• _OBJECTIVE_: Each record below should be repeated precisely as written.

• _PROVIDED RECORDS_:

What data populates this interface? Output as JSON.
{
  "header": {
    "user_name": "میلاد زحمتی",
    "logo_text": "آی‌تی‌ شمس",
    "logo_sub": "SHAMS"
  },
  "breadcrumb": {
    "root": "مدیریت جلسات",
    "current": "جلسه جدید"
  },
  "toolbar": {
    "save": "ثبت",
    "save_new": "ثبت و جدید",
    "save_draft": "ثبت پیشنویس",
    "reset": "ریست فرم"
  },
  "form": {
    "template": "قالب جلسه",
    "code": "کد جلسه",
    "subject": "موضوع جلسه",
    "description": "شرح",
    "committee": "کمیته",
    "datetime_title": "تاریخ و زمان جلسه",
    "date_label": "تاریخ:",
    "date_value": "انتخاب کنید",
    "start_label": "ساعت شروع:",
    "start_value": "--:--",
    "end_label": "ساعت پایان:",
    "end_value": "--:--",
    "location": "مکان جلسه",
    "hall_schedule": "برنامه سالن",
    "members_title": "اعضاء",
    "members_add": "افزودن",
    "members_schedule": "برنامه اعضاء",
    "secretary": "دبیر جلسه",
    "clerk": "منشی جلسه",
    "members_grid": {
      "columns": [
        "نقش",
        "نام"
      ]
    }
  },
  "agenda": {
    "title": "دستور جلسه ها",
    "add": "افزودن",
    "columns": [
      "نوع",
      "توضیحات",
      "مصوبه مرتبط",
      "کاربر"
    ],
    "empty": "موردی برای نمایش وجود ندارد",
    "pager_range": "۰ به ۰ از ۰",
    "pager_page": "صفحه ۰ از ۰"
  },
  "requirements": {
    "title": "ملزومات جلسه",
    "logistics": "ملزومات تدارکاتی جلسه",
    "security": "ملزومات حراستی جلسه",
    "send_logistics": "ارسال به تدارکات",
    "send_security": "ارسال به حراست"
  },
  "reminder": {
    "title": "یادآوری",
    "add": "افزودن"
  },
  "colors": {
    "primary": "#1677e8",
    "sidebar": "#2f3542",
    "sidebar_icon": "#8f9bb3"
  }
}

• _CORRECT RESULT_:
What data populates this interface? Output as JSON.
{
  "header": {
    "user_name": "میلاد زحمتی",
    "logo_text": "آی‌تی‌ شمس",
    "logo_sub": "SHAMS"
  },
  "breadcrumb": {
    "root": "مدیریت جلسات",
    "current": "جلسه جدید"
  },
  "toolbar": {
    "save": "ثبت",
    "save_new": "ثبت و جدید",
    "save_draft": "ثبت پیشنویس",
    "reset": "ریست فرم"
  },
  "form": {
    "template": "قالب جلسه",
    "code": "کد جلسه",
    "subject": "موضوع جلسه",
    "description": "شرح",
    "committee": "کمیته",
    "datetime_title": "تاریخ و زمان جلسه",
    "date_label": "تاریخ:",
    "date_value": "انتخاب کنید",
    "start_label": "ساعت شروع:",
    "start_value": "--:--",
    "end_label": "ساعت پایان:",
    "end_value": "--:--",
    "location": "مکان جلسه",
    "hall_schedule": "برنامه سالن",
    "members_title": "اعضاء",
    "members_add": "افزودن",
    "members_schedule": "برنامه اعضاء",
    "secretary": "دبیر جلسه",
    "clerk": "منشی جلسه",
    "members_grid": {
      "columns": [
        "نقش",
        "نام"
      ]
    }
  },
  "agenda": {
    "title": "دستور جلسه ها",
    "add": "افزودن",
    "columns": [
      "نوع",
      "توضیحات",
      "مصوبه مرتبط",
      "کاربر"
    ],
    "empty": "موردی برای نمایش وجود ندارد",
    "pager_range": "۰ به ۰ از ۰",
    "pager_page": "صفحه ۰ از ۰"
  },
  "requirements": {
    "title": "ملزومات جلسه",
    "logistics": "ملزومات تدارکاتی جلسه",
    "security": "ملزومات حراستی جلسه",
    "send_logistics": "ارسال به تدارکات",
    "send_security": "ارسال به حراست"
  },
  "reminder": {
    "title": "یادآوری",
    "add": "افزودن"
  },
  "colors": {
    "primary": "#1677e8",
    "sidebar": "#2f3542",
    "sidebar_icon": "#8f9bb3"
  }
}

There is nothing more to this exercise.